Records
──────────────────────────────

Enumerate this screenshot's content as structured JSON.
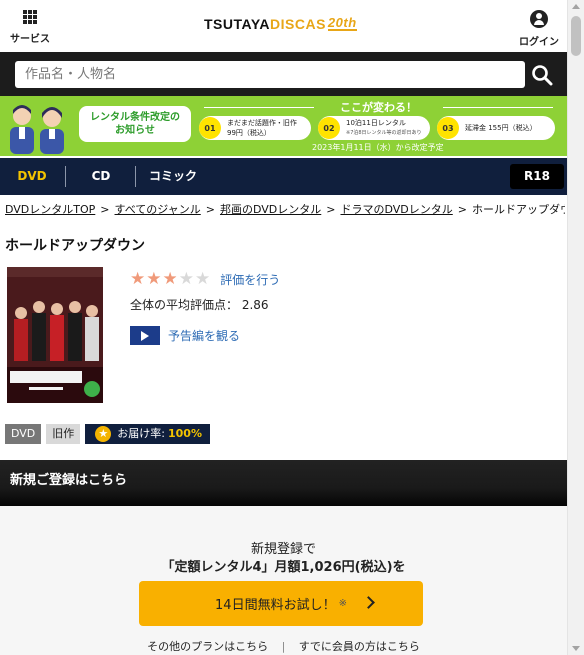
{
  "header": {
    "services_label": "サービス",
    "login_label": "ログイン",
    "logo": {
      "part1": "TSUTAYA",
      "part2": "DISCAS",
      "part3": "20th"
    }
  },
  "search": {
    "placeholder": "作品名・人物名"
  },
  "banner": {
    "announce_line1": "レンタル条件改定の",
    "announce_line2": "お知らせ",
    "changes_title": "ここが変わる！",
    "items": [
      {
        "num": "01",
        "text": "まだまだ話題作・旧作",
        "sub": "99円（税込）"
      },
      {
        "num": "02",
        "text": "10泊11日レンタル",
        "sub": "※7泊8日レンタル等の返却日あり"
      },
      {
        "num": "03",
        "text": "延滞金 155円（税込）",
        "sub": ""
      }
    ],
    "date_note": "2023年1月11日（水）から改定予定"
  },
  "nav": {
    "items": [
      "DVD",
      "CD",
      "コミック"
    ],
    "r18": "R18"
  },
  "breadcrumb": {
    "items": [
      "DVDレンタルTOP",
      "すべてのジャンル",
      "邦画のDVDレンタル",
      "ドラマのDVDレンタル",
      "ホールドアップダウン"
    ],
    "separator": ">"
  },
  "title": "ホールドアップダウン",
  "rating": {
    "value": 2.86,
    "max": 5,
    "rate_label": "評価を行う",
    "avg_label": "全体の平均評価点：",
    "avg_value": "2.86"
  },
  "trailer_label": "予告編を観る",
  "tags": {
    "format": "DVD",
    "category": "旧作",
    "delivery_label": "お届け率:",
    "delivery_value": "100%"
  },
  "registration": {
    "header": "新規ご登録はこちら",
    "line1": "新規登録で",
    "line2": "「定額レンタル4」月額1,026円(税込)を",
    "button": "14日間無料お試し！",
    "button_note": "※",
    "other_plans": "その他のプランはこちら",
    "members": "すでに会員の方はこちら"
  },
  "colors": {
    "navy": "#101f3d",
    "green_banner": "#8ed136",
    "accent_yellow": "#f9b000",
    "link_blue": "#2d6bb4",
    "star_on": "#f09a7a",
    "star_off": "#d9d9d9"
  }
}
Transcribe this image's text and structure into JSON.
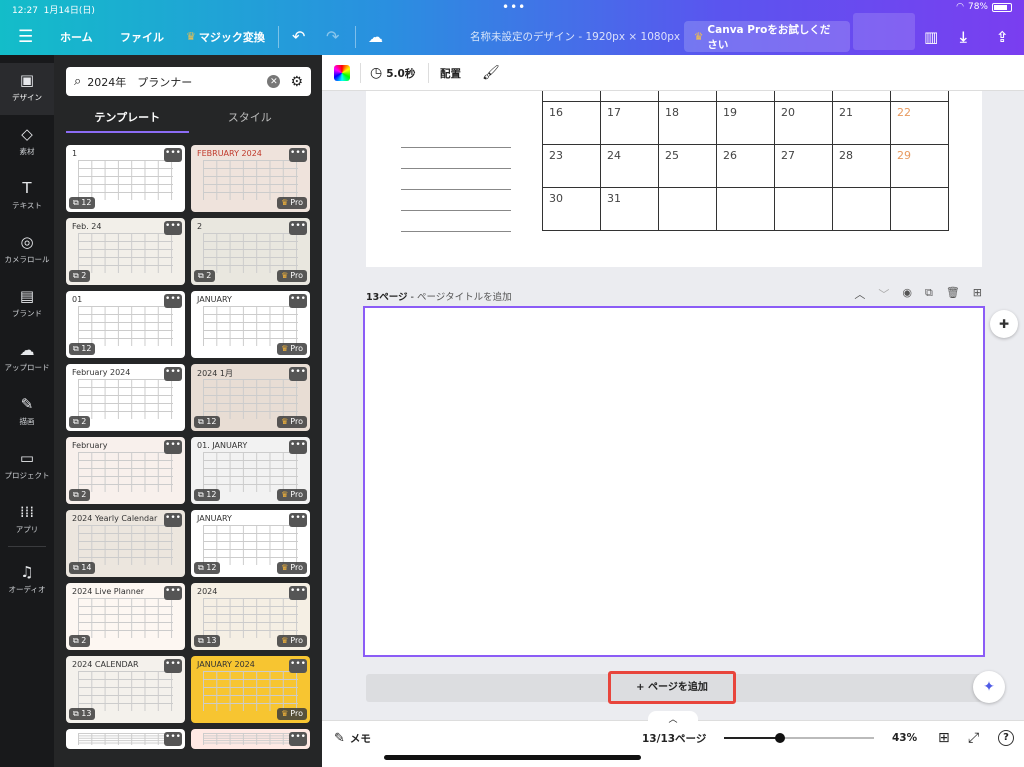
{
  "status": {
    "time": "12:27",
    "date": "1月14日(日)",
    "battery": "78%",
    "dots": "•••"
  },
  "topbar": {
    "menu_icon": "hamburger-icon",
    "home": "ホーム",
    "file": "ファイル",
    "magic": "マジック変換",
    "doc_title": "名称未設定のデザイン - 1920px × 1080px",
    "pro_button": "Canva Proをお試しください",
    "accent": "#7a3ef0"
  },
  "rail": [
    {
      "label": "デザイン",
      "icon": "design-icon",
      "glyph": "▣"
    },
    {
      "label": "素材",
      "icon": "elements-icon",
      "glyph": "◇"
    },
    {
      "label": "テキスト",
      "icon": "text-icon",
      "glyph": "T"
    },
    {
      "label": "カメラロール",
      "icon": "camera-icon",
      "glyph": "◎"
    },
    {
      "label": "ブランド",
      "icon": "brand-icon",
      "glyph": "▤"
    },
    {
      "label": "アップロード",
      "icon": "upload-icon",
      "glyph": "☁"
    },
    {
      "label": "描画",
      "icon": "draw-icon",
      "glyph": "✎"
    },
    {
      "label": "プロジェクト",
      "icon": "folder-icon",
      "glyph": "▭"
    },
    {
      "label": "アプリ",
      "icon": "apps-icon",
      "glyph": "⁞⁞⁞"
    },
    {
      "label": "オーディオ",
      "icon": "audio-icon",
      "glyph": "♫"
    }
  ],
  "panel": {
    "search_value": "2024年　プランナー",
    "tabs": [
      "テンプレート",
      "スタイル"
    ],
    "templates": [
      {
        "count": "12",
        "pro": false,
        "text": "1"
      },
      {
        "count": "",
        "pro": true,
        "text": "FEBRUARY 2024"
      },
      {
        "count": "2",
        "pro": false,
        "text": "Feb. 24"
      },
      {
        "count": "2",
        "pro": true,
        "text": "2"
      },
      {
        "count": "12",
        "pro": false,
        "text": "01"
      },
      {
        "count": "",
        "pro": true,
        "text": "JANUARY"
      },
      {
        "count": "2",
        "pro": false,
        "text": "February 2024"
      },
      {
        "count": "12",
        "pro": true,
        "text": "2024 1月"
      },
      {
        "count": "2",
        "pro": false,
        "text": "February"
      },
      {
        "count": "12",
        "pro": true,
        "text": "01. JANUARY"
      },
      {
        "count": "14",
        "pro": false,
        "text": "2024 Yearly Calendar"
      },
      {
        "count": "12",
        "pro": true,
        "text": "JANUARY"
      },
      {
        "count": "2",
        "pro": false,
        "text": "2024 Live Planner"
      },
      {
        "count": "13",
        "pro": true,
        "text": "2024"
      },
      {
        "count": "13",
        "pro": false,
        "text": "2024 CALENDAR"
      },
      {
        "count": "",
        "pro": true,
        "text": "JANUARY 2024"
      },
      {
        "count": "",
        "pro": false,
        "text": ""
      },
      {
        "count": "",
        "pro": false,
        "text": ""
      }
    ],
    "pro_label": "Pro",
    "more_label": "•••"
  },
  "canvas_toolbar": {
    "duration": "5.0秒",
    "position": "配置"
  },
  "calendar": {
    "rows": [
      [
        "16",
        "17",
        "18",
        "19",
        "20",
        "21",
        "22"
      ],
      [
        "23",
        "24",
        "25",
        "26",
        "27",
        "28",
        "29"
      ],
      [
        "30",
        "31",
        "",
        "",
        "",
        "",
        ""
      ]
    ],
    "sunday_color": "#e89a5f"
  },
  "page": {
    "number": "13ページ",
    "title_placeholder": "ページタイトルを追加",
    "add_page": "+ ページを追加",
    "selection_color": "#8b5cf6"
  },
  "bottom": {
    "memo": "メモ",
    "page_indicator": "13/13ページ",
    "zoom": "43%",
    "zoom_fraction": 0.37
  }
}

──────────────────────────────

■ Your goal: Each line in the listing above that contains "JANUARY" should be copied.

■ Solution for this task:
        "text": "JANUARY"
        "text": "01. JANUARY"
        "text": "JANUARY"
        "text": "JANUARY 2024"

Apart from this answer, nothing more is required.